What is expected => Pictures aside, quote the whole listing exactly.

Saved data entries =>
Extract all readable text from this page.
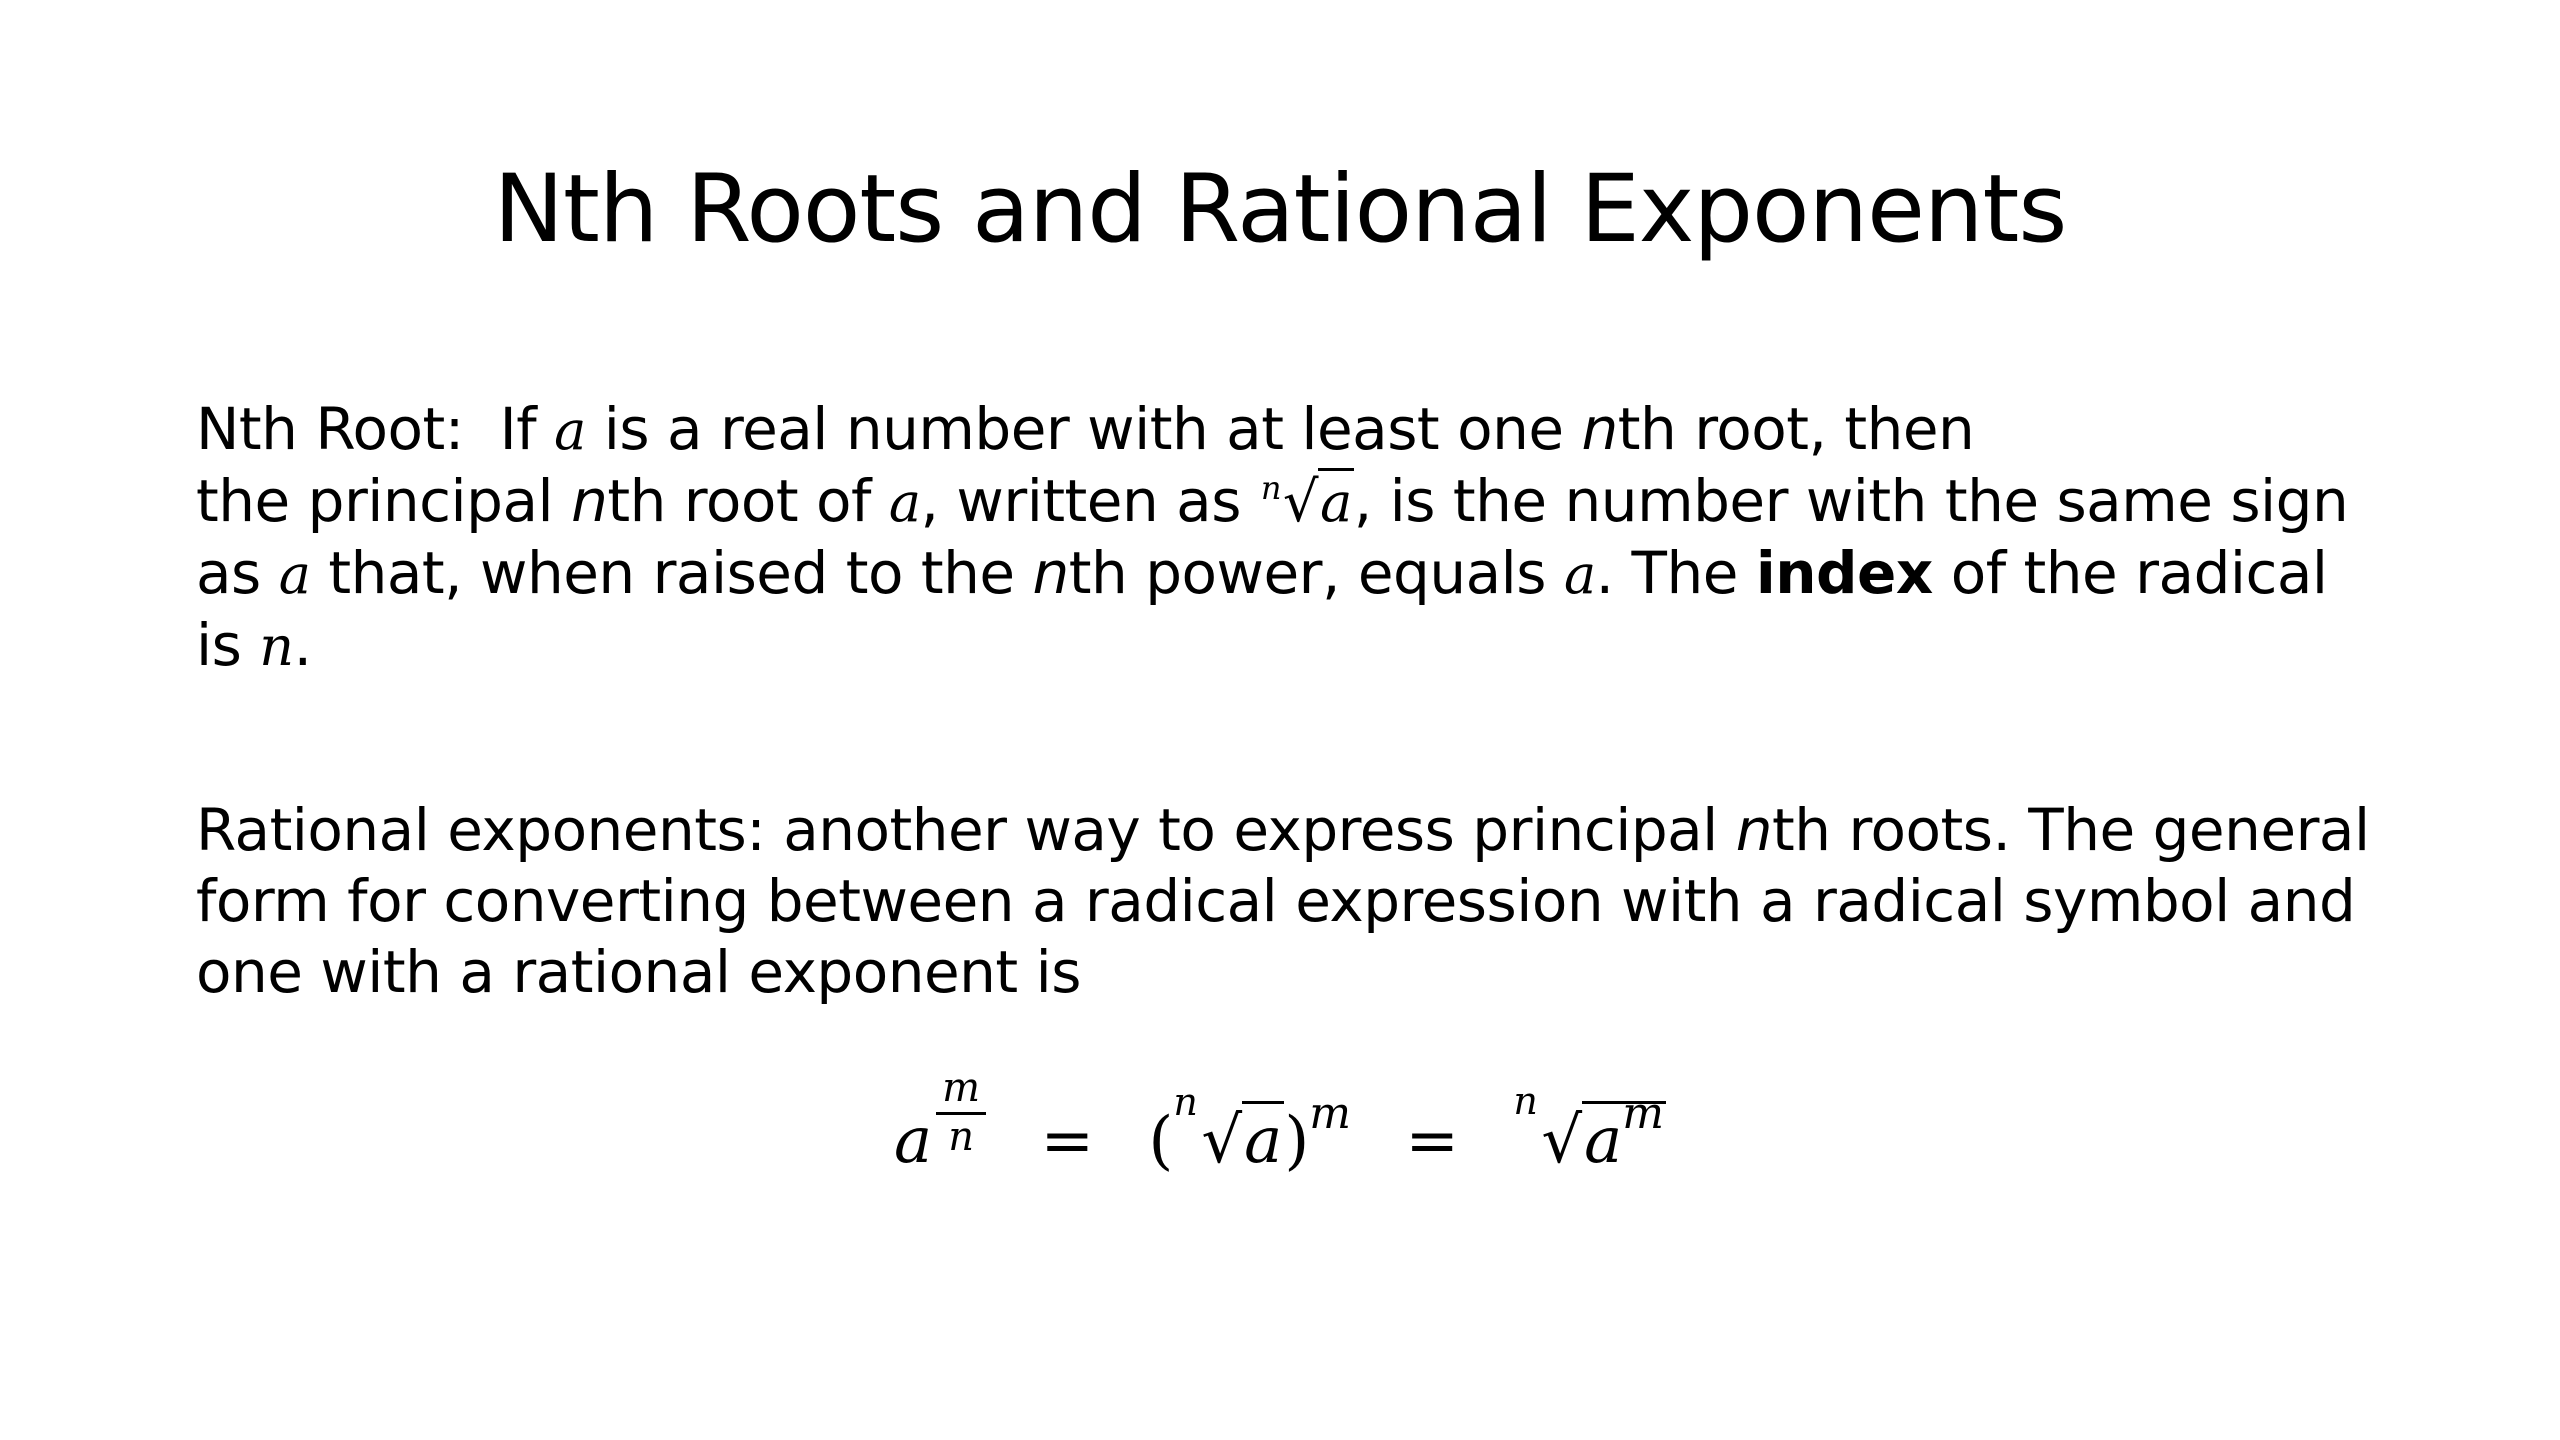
Nth Roots and Rational Exponents
Nth Root: If a is a real number with at least one nth root, then
the principal nth root of a, written as n √a, is the number with the same sign
as a that, when raised to the nth power, equals a. The index of the radical
is n.
Rational exponents: another way to express principal nth roots. The general
form for converting between a radical expression with a radical symbol and
one with a rational exponent is
a $\frac{m}{n}$ = (
n
√a)m =
n
√am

Full solution =>
Extract all readable text from this page.
Nth Roots and Rational Exponents
Nth Root: If a is a real number with at least one nth root, then
the principal nth root of a, written as n √a, is the number with the same sign
as a that, when raised to the nth power, equals a. The index of the radical
is n.
Rational exponents: another way to express principal nth roots. The general
form for converting between a radical expression with a radical symbol and
one with a rational exponent is
a $\frac{m}{n}$ = (
n
√a)m =
n
√am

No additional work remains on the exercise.